[Items listed in a dataset]

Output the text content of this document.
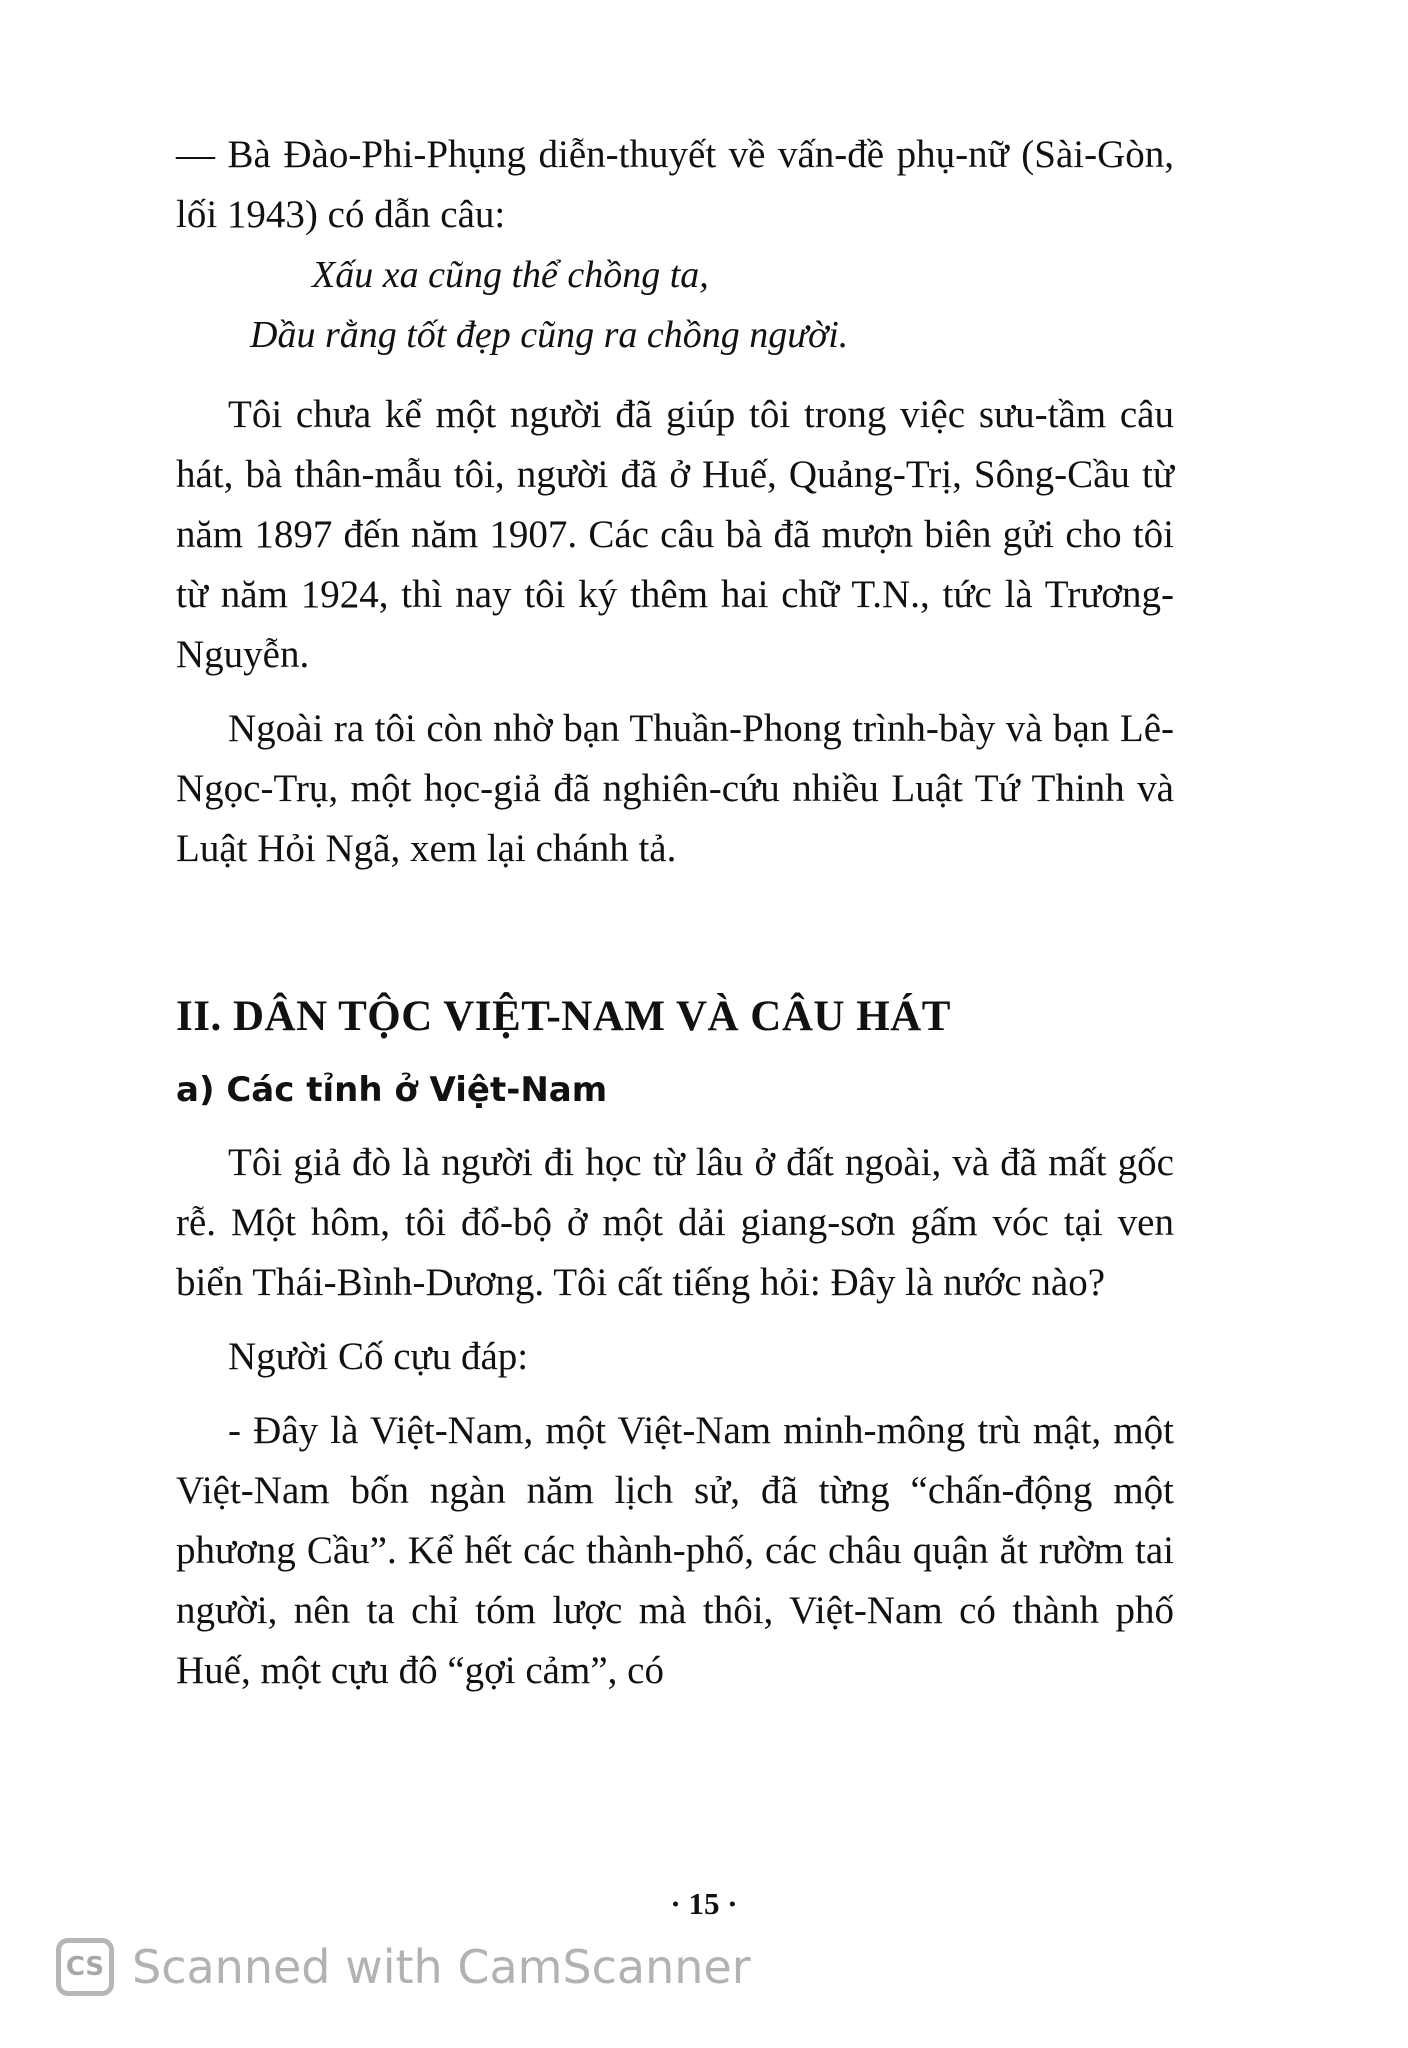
— Bà Đào-Phi-Phụng diễn-thuyết về vấn-đề phụ-nữ (Sài-Gòn, lối 1943) có dẫn câu:

Xấu xa cũng thể chồng ta,
Dầu rằng tốt đẹp cũng ra chồng người.

Tôi chưa kể một người đã giúp tôi trong việc sưu-tầm câu hát, bà thân-mẫu tôi, người đã ở Huế, Quảng-Trị, Sông-Cầu từ năm 1897 đến năm 1907. Các câu bà đã mượn biên gửi cho tôi từ năm 1924, thì nay tôi ký thêm hai chữ T.N., tức là Trương-Nguyễn.

Ngoài ra tôi còn nhờ bạn Thuần-Phong trình-bày và bạn Lê-Ngọc-Trụ, một học-giả đã nghiên-cứu nhiều Luật Tứ Thinh và Luật Hỏi Ngã, xem lại chánh tả.

II. DÂN TỘC VIỆT-NAM VÀ CÂU HÁT
a) Các tỉnh ở Việt-Nam

Tôi giả đò là người đi học từ lâu ở đất ngoài, và đã mất gốc rễ. Một hôm, tôi đổ-bộ ở một dải giang-sơn gấm vóc tại ven biển Thái-Bình-Dương. Tôi cất tiếng hỏi: Đây là nước nào?

Người Cố cựu đáp:

- Đây là Việt-Nam, một Việt-Nam minh-mông trù mật, một Việt-Nam bốn ngàn năm lịch sử, đã từng “chấn-động một phương Cầu”. Kể hết các thành-phố, các châu quận ắt rườm tai người, nên ta chỉ tóm lược mà thôi, Việt-Nam có thành phố Huế, một cựu đô “gợi cảm”, có

· 15 ·
CS Scanned with CamScanner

[THE REQUEST] Every record gets retyped exactly; no picture goes into the copy.

[WORKED ANSWER]
Output the text content of this document.
— Bà Đào-Phi-Phụng diễn-thuyết về vấn-đề phụ-nữ (Sài-Gòn, lối 1943) có dẫn câu:

Xấu xa cũng thể chồng ta,
Dầu rằng tốt đẹp cũng ra chồng người.

Tôi chưa kể một người đã giúp tôi trong việc sưu-tầm câu hát, bà thân-mẫu tôi, người đã ở Huế, Quảng-Trị, Sông-Cầu từ năm 1897 đến năm 1907. Các câu bà đã mượn biên gửi cho tôi từ năm 1924, thì nay tôi ký thêm hai chữ T.N., tức là Trương-Nguyễn.

Ngoài ra tôi còn nhờ bạn Thuần-Phong trình-bày và bạn Lê-Ngọc-Trụ, một học-giả đã nghiên-cứu nhiều Luật Tứ Thinh và Luật Hỏi Ngã, xem lại chánh tả.

II. DÂN TỘC VIỆT-NAM VÀ CÂU HÁT
a) Các tỉnh ở Việt-Nam

Tôi giả đò là người đi học từ lâu ở đất ngoài, và đã mất gốc rễ. Một hôm, tôi đổ-bộ ở một dải giang-sơn gấm vóc tại ven biển Thái-Bình-Dương. Tôi cất tiếng hỏi: Đây là nước nào?

Người Cố cựu đáp:

- Đây là Việt-Nam, một Việt-Nam minh-mông trù mật, một Việt-Nam bốn ngàn năm lịch sử, đã từng “chấn-động một phương Cầu”. Kể hết các thành-phố, các châu quận ắt rườm tai người, nên ta chỉ tóm lược mà thôi, Việt-Nam có thành phố Huế, một cựu đô “gợi cảm”, có

· 15 ·
CS Scanned with CamScanner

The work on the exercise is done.